(Data items)
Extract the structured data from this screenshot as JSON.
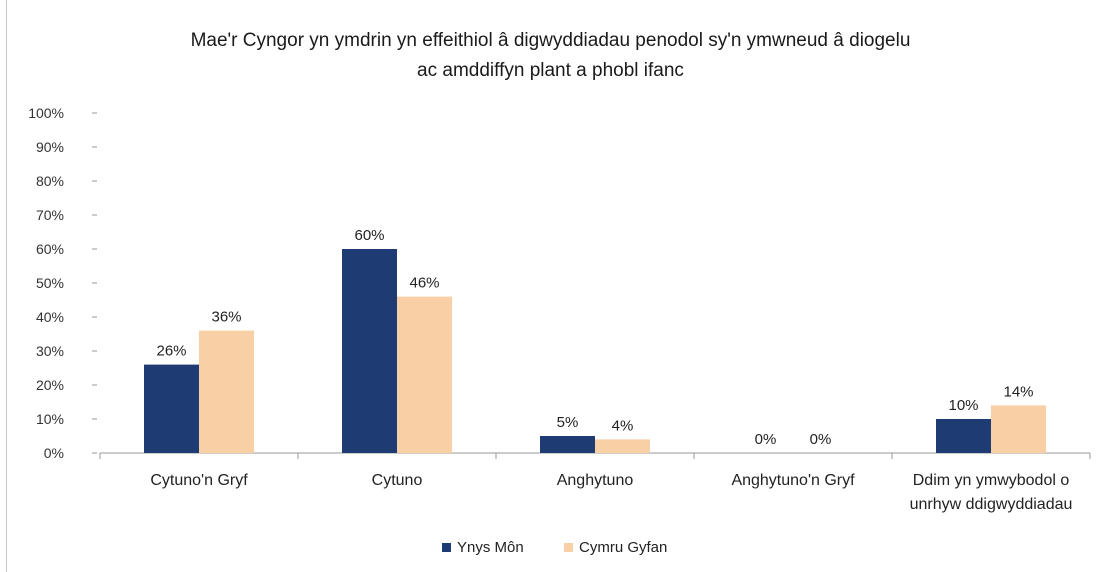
{
  "chart_data": {
    "type": "bar",
    "title_lines": [
      "Mae'r Cyngor yn ymdrin yn effeithiol â digwyddiadau penodol sy'n ymwneud â diogelu",
      "ac amddiffyn plant a phobl ifanc"
    ],
    "categories": [
      [
        "Cytuno'n Gryf"
      ],
      [
        "Cytuno"
      ],
      [
        "Anghytuno"
      ],
      [
        "Anghytuno'n Gryf"
      ],
      [
        "Ddim yn ymwybodol o",
        "unrhyw ddigwyddiadau"
      ]
    ],
    "series": [
      {
        "name": "Ynys Môn",
        "color": "#1f3b73",
        "values": [
          26,
          60,
          5,
          0,
          10
        ],
        "labels": [
          "26%",
          "60%",
          "5%",
          "0%",
          "10%"
        ]
      },
      {
        "name": "Cymru Gyfan",
        "color": "#f9cfa6",
        "values": [
          36,
          46,
          4,
          0,
          14
        ],
        "labels": [
          "36%",
          "46%",
          "4%",
          "0%",
          "14%"
        ]
      }
    ],
    "ylim": [
      0,
      100
    ],
    "yticks": [
      "0%",
      "10%",
      "20%",
      "30%",
      "40%",
      "50%",
      "60%",
      "70%",
      "80%",
      "90%",
      "100%"
    ],
    "grid": false,
    "legend": "bottom"
  }
}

» TASK REQUIREMENTS
Each record above is to be restated exactly, with its pictures removed from the copy.

» FULL ANSWER
Extract the structured data from this screenshot as JSON.
{
  "chart_data": {
    "type": "bar",
    "title_lines": [
      "Mae'r Cyngor yn ymdrin yn effeithiol â digwyddiadau penodol sy'n ymwneud â diogelu",
      "ac amddiffyn plant a phobl ifanc"
    ],
    "categories": [
      [
        "Cytuno'n Gryf"
      ],
      [
        "Cytuno"
      ],
      [
        "Anghytuno"
      ],
      [
        "Anghytuno'n Gryf"
      ],
      [
        "Ddim yn ymwybodol o",
        "unrhyw ddigwyddiadau"
      ]
    ],
    "series": [
      {
        "name": "Ynys Môn",
        "color": "#1f3b73",
        "values": [
          26,
          60,
          5,
          0,
          10
        ],
        "labels": [
          "26%",
          "60%",
          "5%",
          "0%",
          "10%"
        ]
      },
      {
        "name": "Cymru Gyfan",
        "color": "#f9cfa6",
        "values": [
          36,
          46,
          4,
          0,
          14
        ],
        "labels": [
          "36%",
          "46%",
          "4%",
          "0%",
          "14%"
        ]
      }
    ],
    "ylim": [
      0,
      100
    ],
    "yticks": [
      "0%",
      "10%",
      "20%",
      "30%",
      "40%",
      "50%",
      "60%",
      "70%",
      "80%",
      "90%",
      "100%"
    ],
    "grid": false,
    "legend": "bottom"
  }
}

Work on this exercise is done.